[START Exercise material]

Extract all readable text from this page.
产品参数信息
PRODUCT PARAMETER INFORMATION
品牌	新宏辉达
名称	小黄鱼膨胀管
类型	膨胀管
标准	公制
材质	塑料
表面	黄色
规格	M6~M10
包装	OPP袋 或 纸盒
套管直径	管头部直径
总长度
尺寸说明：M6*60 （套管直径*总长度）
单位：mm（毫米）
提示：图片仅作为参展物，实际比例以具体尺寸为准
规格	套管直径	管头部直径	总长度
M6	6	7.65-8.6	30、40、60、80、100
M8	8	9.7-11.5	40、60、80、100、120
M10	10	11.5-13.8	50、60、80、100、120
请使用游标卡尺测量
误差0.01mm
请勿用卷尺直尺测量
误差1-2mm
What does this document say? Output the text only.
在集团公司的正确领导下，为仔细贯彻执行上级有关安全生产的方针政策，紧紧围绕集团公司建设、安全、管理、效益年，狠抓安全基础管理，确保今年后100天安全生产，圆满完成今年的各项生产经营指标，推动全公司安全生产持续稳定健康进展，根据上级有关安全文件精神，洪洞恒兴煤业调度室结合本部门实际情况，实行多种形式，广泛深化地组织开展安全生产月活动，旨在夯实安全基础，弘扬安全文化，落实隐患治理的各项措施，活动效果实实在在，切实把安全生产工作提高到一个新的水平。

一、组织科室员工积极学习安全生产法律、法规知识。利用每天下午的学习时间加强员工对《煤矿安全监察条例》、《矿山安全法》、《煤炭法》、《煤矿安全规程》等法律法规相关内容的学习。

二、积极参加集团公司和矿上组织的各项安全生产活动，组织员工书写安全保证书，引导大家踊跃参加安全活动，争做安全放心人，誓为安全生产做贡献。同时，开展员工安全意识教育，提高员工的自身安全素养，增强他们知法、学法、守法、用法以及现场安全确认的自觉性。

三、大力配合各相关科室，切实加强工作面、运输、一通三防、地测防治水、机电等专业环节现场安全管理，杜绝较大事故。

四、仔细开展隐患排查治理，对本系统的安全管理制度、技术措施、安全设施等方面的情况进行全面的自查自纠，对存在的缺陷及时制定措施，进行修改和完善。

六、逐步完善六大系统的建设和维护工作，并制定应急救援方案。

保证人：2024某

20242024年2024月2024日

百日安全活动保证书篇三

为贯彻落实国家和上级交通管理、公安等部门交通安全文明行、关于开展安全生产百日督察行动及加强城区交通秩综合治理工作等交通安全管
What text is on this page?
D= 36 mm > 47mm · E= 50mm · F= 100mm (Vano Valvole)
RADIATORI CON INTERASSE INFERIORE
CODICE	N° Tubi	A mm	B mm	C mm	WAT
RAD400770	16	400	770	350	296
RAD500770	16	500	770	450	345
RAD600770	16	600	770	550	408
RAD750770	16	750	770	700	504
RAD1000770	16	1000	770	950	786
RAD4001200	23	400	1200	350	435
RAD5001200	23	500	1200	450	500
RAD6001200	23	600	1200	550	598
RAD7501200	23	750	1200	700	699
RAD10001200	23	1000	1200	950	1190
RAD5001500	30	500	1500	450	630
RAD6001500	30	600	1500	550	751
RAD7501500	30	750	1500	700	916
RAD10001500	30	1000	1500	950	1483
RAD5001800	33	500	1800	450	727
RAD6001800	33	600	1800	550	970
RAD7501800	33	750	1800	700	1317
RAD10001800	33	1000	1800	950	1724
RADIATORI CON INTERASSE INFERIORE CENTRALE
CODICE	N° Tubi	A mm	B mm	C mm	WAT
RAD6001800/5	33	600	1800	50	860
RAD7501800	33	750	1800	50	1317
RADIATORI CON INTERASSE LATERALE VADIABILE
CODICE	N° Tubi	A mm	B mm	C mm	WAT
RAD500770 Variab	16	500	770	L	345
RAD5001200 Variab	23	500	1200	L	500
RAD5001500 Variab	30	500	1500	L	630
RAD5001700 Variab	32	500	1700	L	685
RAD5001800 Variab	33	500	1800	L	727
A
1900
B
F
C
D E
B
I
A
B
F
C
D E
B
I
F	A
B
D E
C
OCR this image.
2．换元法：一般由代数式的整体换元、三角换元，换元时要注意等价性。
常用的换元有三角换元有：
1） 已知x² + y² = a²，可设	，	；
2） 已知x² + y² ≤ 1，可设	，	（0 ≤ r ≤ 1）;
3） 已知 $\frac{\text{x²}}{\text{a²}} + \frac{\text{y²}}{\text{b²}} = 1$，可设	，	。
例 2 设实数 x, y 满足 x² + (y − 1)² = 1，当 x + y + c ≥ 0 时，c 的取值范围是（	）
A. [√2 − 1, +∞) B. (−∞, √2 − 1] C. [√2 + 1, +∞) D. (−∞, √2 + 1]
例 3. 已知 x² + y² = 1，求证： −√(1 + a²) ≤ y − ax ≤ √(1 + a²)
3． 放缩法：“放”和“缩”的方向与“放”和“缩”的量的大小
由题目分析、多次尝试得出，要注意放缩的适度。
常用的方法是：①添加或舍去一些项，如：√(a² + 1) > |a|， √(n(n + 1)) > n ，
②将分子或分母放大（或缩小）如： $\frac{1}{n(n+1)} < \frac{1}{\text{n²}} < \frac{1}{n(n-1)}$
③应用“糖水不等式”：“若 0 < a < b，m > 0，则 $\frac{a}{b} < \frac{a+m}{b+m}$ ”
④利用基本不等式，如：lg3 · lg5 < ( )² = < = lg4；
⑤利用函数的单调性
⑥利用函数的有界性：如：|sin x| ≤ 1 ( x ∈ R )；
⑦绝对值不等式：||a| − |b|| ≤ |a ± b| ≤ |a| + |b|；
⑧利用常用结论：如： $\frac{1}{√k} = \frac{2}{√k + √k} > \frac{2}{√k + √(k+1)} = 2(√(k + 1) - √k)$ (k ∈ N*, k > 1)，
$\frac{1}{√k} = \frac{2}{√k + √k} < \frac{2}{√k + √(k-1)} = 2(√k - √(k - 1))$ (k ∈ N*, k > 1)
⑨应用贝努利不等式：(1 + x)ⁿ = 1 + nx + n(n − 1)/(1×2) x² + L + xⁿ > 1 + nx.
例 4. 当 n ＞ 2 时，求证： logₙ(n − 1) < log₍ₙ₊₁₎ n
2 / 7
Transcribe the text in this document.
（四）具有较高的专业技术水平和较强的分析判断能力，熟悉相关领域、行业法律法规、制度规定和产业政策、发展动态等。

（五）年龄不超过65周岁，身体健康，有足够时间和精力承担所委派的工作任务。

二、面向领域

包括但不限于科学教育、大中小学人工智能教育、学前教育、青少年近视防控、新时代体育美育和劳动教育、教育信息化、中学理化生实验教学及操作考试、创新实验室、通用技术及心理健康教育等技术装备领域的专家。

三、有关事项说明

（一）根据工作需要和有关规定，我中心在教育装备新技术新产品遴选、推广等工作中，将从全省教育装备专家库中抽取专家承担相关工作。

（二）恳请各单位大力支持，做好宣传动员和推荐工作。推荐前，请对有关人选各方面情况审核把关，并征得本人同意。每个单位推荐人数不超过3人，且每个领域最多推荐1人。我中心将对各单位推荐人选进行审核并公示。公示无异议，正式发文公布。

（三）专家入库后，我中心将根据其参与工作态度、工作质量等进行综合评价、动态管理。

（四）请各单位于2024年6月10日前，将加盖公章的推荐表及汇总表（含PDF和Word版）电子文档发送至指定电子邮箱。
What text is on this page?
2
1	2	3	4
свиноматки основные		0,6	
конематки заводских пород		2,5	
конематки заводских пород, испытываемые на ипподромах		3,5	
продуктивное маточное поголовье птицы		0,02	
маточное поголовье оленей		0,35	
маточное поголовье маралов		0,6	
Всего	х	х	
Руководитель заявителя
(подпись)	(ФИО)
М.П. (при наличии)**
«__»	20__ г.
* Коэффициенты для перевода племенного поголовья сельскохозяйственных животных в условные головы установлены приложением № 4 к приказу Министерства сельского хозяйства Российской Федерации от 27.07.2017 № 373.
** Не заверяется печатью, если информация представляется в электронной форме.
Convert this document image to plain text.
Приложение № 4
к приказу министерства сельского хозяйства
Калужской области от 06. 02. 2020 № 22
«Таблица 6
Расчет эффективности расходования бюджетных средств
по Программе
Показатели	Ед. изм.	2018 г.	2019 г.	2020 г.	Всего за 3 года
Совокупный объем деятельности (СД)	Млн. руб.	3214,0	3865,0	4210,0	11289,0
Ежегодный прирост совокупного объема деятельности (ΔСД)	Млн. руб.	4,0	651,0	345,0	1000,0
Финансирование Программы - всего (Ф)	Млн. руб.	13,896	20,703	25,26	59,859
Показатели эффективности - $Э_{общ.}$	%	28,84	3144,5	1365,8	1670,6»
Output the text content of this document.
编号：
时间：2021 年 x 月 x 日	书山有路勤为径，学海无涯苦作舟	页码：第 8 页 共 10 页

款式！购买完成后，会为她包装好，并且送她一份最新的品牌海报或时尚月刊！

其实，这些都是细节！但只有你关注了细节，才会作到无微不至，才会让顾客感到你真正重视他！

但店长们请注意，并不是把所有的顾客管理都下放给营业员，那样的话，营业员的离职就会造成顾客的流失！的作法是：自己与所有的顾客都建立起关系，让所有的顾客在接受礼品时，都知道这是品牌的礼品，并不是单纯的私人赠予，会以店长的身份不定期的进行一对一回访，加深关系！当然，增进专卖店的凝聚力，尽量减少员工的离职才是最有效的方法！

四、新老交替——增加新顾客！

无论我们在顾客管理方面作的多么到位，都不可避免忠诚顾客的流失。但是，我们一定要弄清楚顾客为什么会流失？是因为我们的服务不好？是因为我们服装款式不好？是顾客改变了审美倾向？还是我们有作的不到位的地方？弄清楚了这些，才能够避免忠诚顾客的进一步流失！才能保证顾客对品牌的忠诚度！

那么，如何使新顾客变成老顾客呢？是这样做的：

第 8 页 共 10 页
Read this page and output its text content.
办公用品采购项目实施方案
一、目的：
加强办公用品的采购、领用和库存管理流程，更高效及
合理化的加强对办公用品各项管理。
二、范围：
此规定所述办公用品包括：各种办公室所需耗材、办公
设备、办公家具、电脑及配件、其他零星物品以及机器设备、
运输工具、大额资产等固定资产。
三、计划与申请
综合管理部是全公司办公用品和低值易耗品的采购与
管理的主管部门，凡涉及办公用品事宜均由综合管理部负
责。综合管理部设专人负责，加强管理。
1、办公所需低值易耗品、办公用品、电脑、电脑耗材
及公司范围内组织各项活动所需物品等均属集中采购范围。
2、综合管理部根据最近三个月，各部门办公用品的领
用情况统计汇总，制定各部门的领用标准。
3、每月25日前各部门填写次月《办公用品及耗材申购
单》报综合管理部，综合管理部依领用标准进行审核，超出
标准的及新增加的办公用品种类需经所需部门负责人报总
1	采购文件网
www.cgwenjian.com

[END Exercise material]

> _The request_
Each line holding "RADIATORI" must be found and copied.

> _Full response_
RADIATORI CON INTERASSE INFERIORE
RADIATORI CON INTERASSE INFERIORE CENTRALE
RADIATORI CON INTERASSE LATERALE VADIABILE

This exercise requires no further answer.